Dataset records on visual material
= = = = = = =

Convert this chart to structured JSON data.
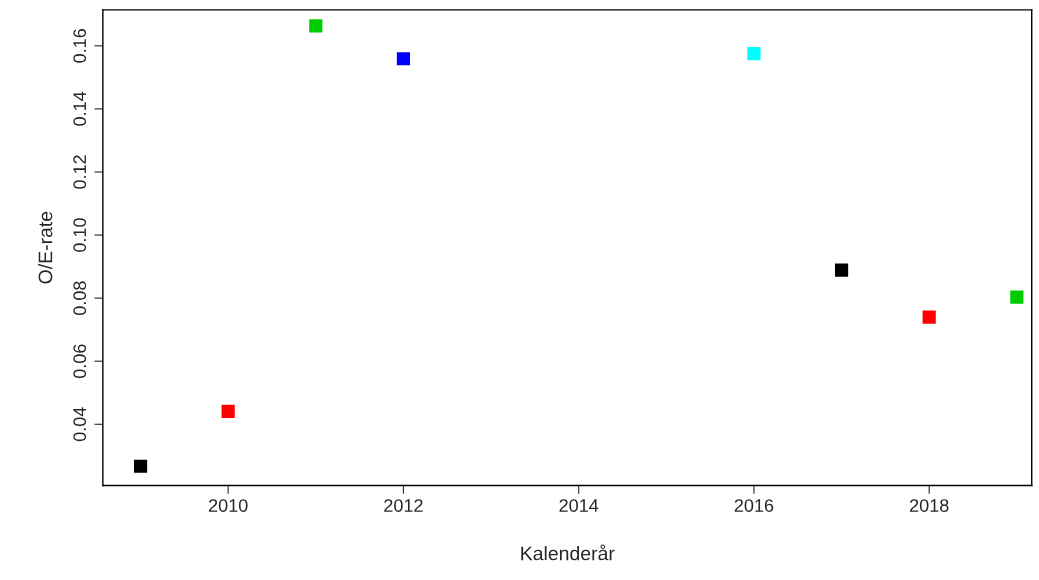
{
  "chart_data": {
    "type": "scatter",
    "xlabel": "Kalenderår",
    "ylabel": "O/E-rate",
    "x": [
      2009,
      2010,
      2011,
      2012,
      2016,
      2017,
      2018,
      2019
    ],
    "values": [
      0.0267,
      0.0441,
      0.1663,
      0.1559,
      0.1575,
      0.0889,
      0.074,
      0.0803
    ],
    "colors": [
      "#000000",
      "#ff0000",
      "#00cd00",
      "#0000ff",
      "#00ffff",
      "#000000",
      "#ff0000",
      "#00cd00"
    ],
    "marker": "square",
    "grid": false,
    "xlim": [
      2008.57,
      2019.17
    ],
    "xticks": [
      2010,
      2012,
      2014,
      2016,
      2018
    ],
    "ylim": [
      0.0206,
      0.1714
    ],
    "yticks": [
      0.04,
      0.06,
      0.08,
      {
        "value": 0.1,
        "label": "0.10"
      },
      0.12,
      0.14,
      0.16
    ]
  }
}
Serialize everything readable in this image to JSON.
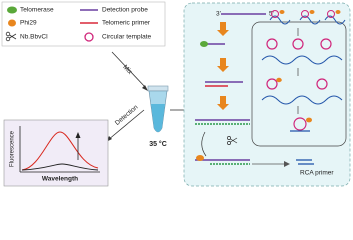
{
  "legend": {
    "items": [
      {
        "label": "Telomerase"
      },
      {
        "label": "Detection probe"
      },
      {
        "label": "Phi29"
      },
      {
        "label": "Telomeric primer"
      },
      {
        "label": "Nb.BbvCI"
      },
      {
        "label": "Circular template"
      }
    ]
  },
  "mix": "Mix",
  "detection": "Detection",
  "temperature": "35 °C",
  "plot": {
    "y_label": "Fluorescence",
    "x_label": "Wavelength"
  },
  "scheme": {
    "end_3": "3'",
    "end_5": "5'",
    "rca_primer": "RCA primer"
  }
}
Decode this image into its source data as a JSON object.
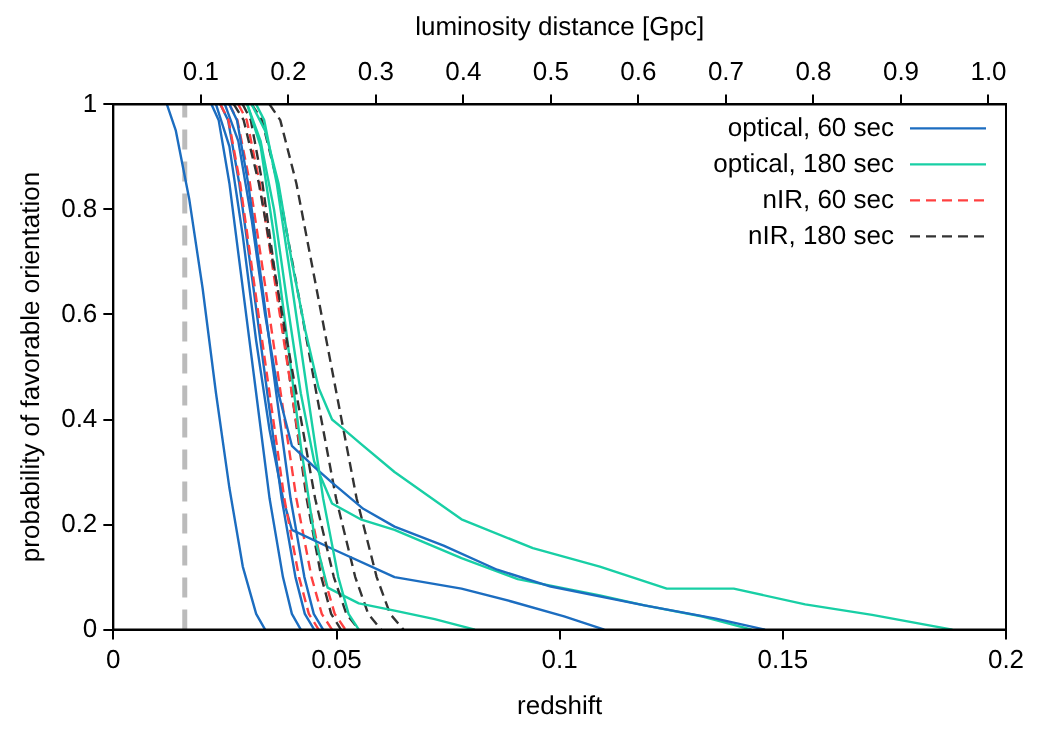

= = = = = = =

**Task to carry out:**
Take the line containing "Serialize everything readable" and every line after it up to the end of the data, and write them out exactly, without the pictures.

**Written response:**
Serialize everything readable in this image to JSON.
{
  "legend": {
    "items": [
      {
        "label": "Telomerase"
      },
      {
        "label": "Detection probe"
      },
      {
        "label": "Phi29"
      },
      {
        "label": "Telomeric primer"
      },
      {
        "label": "Nb.BbvCI"
      },
      {
        "label": "Circular template"
      }
    ]
  },
  "mix": "Mix",
  "detection": "Detection",
  "temperature": "35 °C",
  "plot": {
    "y_label": "Fluorescence",
    "x_label": "Wavelength"
  },
  "scheme": {
    "end_3": "3'",
    "end_5": "5'",
    "rca_primer": "RCA primer"
  }
}
Decode this image into its source data as a JSON object.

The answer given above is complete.